### DATASET RECORDS
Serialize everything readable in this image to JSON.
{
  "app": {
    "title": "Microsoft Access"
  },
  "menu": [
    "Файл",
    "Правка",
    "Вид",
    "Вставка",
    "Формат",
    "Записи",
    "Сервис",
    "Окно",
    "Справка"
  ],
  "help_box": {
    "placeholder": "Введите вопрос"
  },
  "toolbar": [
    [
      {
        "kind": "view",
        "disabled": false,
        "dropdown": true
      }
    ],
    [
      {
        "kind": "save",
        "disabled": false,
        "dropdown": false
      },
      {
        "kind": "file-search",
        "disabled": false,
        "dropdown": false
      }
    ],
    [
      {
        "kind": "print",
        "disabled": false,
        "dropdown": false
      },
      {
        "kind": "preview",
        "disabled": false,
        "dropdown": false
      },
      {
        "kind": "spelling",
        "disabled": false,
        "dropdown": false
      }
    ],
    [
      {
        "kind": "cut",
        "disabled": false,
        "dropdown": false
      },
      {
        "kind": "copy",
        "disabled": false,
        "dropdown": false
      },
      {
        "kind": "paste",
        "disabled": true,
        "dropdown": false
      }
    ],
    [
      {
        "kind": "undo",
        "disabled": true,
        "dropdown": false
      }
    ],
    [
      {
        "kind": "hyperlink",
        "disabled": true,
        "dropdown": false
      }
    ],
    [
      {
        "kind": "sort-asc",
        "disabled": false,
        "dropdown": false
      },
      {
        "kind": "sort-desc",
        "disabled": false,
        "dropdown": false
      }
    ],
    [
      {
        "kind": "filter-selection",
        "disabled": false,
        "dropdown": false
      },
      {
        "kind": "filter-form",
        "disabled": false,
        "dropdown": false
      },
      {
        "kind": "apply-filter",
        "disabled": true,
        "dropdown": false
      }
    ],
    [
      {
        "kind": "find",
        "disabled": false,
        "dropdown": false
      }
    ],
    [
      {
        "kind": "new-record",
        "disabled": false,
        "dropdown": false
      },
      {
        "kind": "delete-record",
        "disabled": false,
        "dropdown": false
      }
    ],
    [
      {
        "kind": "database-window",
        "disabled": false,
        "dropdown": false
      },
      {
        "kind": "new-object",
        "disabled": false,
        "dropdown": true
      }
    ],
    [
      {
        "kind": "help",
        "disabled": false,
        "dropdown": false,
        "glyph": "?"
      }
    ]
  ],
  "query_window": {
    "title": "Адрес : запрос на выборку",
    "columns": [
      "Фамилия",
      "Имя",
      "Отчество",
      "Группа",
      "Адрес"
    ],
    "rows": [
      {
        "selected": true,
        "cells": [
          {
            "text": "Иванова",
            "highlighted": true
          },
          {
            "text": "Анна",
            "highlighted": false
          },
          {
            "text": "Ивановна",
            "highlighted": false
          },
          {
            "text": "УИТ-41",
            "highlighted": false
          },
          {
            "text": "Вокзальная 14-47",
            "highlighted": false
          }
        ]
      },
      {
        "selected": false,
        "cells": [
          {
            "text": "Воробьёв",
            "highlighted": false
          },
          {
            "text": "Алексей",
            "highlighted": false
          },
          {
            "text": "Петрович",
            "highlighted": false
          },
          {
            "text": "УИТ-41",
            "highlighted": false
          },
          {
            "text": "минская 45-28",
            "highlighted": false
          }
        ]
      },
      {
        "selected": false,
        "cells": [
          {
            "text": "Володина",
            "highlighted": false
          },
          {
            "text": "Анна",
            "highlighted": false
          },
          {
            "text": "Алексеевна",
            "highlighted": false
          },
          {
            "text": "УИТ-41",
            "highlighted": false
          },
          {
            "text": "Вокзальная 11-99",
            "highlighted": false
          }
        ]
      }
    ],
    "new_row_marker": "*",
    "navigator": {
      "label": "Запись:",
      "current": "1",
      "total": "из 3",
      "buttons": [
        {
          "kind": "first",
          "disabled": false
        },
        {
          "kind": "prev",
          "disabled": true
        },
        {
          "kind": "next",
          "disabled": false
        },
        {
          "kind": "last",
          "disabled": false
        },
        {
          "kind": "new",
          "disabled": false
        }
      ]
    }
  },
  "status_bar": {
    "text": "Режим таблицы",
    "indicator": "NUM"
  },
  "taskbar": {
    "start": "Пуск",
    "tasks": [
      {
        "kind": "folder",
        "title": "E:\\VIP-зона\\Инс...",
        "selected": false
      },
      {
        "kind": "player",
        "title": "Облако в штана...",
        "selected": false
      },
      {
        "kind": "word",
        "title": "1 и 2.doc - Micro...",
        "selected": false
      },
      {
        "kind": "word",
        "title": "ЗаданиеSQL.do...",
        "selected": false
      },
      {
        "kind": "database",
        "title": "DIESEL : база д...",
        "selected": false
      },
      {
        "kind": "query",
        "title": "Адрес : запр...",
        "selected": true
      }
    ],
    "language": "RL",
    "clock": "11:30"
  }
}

### EXERCISE
Reproduce every record above exactly as it appears.

### TASK RESULT
Serialize everything readable in this image to JSON.
{
  "app": {
    "title": "Microsoft Access"
  },
  "menu": [
    "Файл",
    "Правка",
    "Вид",
    "Вставка",
    "Формат",
    "Записи",
    "Сервис",
    "Окно",
    "Справка"
  ],
  "help_box": {
    "placeholder": "Введите вопрос"
  },
  "toolbar": [
    [
      {
        "kind": "view",
        "disabled": false,
        "dropdown": true
      }
    ],
    [
      {
        "kind": "save",
        "disabled": false,
        "dropdown": false
      },
      {
        "kind": "file-search",
        "disabled": false,
        "dropdown": false
      }
    ],
    [
      {
        "kind": "print",
        "disabled": false,
        "dropdown": false
      },
      {
        "kind": "preview",
        "disabled": false,
        "dropdown": false
      },
      {
        "kind": "spelling",
        "disabled": false,
        "dropdown": false
      }
    ],
    [
      {
        "kind": "cut",
        "disabled": false,
        "dropdown": false
      },
      {
        "kind": "copy",
        "disabled": false,
        "dropdown": false
      },
      {
        "kind": "paste",
        "disabled": true,
        "dropdown": false
      }
    ],
    [
      {
        "kind": "undo",
        "disabled": true,
        "dropdown": false
      }
    ],
    [
      {
        "kind": "hyperlink",
        "disabled": true,
        "dropdown": false
      }
    ],
    [
      {
        "kind": "sort-asc",
        "disabled": false,
        "dropdown": false
      },
      {
        "kind": "sort-desc",
        "disabled": false,
        "dropdown": false
      }
    ],
    [
      {
        "kind": "filter-selection",
        "disabled": false,
        "dropdown": false
      },
      {
        "kind": "filter-form",
        "disabled": false,
        "dropdown": false
      },
      {
        "kind": "apply-filter",
        "disabled": true,
        "dropdown": false
      }
    ],
    [
      {
        "kind": "find",
        "disabled": false,
        "dropdown": false
      }
    ],
    [
      {
        "kind": "new-record",
        "disabled": false,
        "dropdown": false
      },
      {
        "kind": "delete-record",
        "disabled": false,
        "dropdown": false
      }
    ],
    [
      {
        "kind": "database-window",
        "disabled": false,
        "dropdown": false
      },
      {
        "kind": "new-object",
        "disabled": false,
        "dropdown": true
      }
    ],
    [
      {
        "kind": "help",
        "disabled": false,
        "dropdown": false,
        "glyph": "?"
      }
    ]
  ],
  "query_window": {
    "title": "Адрес : запрос на выборку",
    "columns": [
      "Фамилия",
      "Имя",
      "Отчество",
      "Группа",
      "Адрес"
    ],
    "rows": [
      {
        "selected": true,
        "cells": [
          {
            "text": "Иванова",
            "highlighted": true
          },
          {
            "text": "Анна",
            "highlighted": false
          },
          {
            "text": "Ивановна",
            "highlighted": false
          },
          {
            "text": "УИТ-41",
            "highlighted": false
          },
          {
            "text": "Вокзальная 14-47",
            "highlighted": false
          }
        ]
      },
      {
        "selected": false,
        "cells": [
          {
            "text": "Воробьёв",
            "highlighted": false
          },
          {
            "text": "Алексей",
            "highlighted": false
          },
          {
            "text": "Петрович",
            "highlighted": false
          },
          {
            "text": "УИТ-41",
            "highlighted": false
          },
          {
            "text": "минская 45-28",
            "highlighted": false
          }
        ]
      },
      {
        "selected": false,
        "cells": [
          {
            "text": "Володина",
            "highlighted": false
          },
          {
            "text": "Анна",
            "highlighted": false
          },
          {
            "text": "Алексеевна",
            "highlighted": false
          },
          {
            "text": "УИТ-41",
            "highlighted": false
          },
          {
            "text": "Вокзальная 11-99",
            "highlighted": false
          }
        ]
      }
    ],
    "new_row_marker": "*",
    "navigator": {
      "label": "Запись:",
      "current": "1",
      "total": "из 3",
      "buttons": [
        {
          "kind": "first",
          "disabled": false
        },
        {
          "kind": "prev",
          "disabled": true
        },
        {
          "kind": "next",
          "disabled": false
        },
        {
          "kind": "last",
          "disabled": false
        },
        {
          "kind": "new",
          "disabled": false
        }
      ]
    }
  },
  "status_bar": {
    "text": "Режим таблицы",
    "indicator": "NUM"
  },
  "taskbar": {
    "start": "Пуск",
    "tasks": [
      {
        "kind": "folder",
        "title": "E:\\VIP-зона\\Инс...",
        "selected": false
      },
      {
        "kind": "player",
        "title": "Облако в штана...",
        "selected": false
      },
      {
        "kind": "word",
        "title": "1 и 2.doc - Micro...",
        "selected": false
      },
      {
        "kind": "word",
        "title": "ЗаданиеSQL.do...",
        "selected": false
      },
      {
        "kind": "database",
        "title": "DIESEL : база д...",
        "selected": false
      },
      {
        "kind": "query",
        "title": "Адрес : запр...",
        "selected": true
      }
    ],
    "language": "RL",
    "clock": "11:30"
  }
}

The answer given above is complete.